___ STORED RECORDS ___

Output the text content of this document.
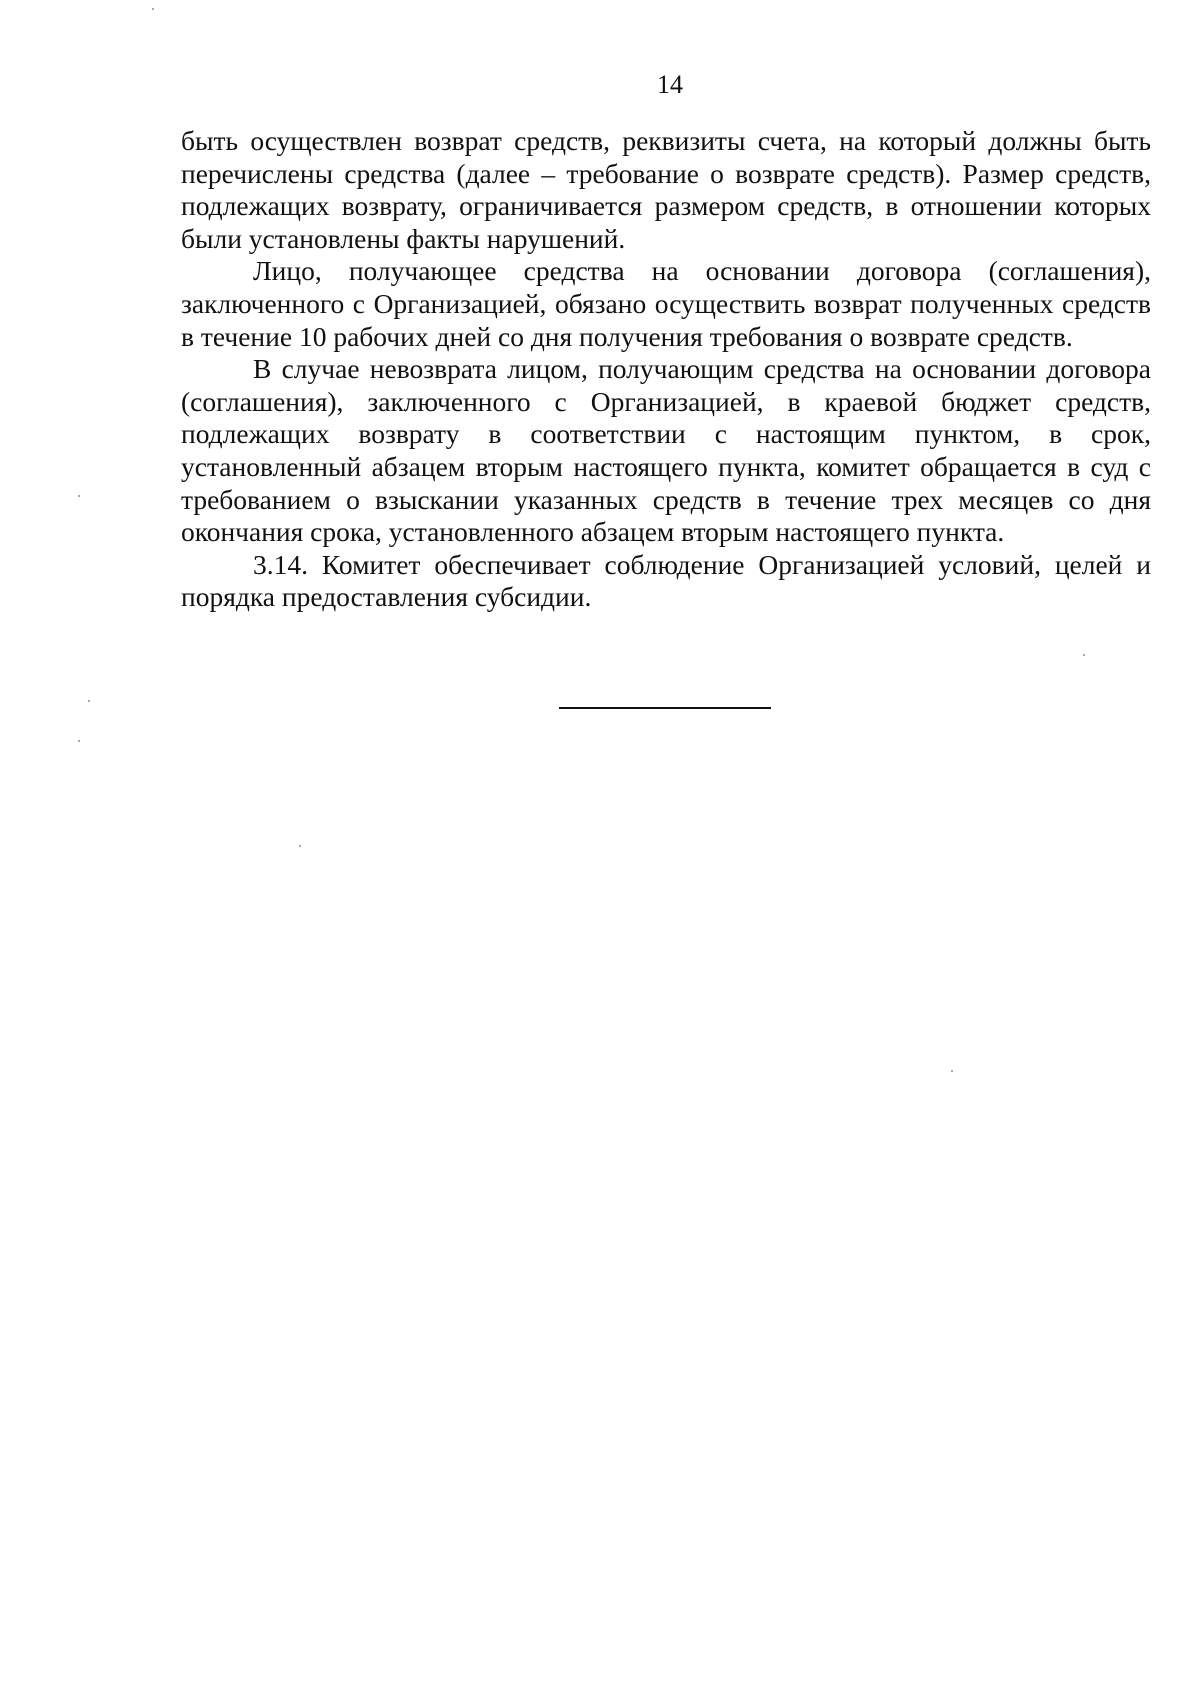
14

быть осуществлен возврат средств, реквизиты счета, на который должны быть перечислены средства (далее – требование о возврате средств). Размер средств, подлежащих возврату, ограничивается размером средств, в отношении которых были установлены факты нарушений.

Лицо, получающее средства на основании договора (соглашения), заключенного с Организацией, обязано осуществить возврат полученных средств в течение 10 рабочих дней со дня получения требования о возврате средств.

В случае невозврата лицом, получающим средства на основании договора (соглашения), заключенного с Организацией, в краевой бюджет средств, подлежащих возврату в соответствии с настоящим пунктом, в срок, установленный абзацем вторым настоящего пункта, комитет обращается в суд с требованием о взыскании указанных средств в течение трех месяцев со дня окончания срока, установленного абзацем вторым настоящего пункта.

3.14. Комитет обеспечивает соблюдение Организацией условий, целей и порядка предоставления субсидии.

___
___ STORED RECORDS ___

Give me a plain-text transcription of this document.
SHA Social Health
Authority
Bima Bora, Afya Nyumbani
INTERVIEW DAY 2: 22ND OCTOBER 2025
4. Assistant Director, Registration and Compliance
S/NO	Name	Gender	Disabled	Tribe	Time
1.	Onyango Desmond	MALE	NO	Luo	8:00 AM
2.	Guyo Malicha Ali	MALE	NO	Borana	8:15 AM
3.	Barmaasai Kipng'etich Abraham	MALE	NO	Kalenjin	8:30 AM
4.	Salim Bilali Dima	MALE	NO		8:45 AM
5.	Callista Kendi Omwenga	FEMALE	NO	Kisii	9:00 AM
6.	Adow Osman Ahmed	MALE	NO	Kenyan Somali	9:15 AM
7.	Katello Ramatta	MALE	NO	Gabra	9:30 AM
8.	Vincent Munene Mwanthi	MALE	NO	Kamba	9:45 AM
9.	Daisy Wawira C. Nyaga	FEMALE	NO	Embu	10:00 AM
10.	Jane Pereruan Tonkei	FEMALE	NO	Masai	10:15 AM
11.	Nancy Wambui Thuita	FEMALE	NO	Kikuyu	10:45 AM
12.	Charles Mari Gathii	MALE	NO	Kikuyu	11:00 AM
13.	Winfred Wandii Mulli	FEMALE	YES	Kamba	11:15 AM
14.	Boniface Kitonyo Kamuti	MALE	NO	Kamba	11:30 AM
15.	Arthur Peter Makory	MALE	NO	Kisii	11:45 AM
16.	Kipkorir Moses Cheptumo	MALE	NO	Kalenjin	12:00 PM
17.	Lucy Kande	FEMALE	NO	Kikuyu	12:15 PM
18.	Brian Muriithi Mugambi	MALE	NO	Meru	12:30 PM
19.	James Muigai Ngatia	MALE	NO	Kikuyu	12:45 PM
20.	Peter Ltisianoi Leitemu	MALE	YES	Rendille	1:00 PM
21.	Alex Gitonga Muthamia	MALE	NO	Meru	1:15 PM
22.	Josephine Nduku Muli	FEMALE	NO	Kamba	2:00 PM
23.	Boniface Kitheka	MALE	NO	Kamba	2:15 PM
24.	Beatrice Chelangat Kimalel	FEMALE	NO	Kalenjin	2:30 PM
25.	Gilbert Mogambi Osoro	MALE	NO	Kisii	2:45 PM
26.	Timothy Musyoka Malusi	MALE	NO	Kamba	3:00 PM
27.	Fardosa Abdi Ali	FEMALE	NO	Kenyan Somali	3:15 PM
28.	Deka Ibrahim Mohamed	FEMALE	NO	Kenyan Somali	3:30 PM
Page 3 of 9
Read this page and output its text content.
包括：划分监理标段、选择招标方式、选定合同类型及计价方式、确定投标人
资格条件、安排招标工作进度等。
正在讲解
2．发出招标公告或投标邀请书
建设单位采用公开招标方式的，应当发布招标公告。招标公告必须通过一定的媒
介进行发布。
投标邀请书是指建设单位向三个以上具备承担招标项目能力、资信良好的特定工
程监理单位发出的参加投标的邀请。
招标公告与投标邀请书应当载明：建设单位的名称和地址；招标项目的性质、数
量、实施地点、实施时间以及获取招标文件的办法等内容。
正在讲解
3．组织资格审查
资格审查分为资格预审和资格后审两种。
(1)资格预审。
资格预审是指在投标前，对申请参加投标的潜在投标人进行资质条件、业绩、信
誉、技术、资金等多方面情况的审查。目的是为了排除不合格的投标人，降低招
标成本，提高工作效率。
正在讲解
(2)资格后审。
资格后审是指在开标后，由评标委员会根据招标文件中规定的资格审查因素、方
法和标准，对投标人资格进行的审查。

___

OBJECTIVE: Report how many lines of the listing hold the word "content", with nothing but the number.

EXERCISE RESPONSE: 2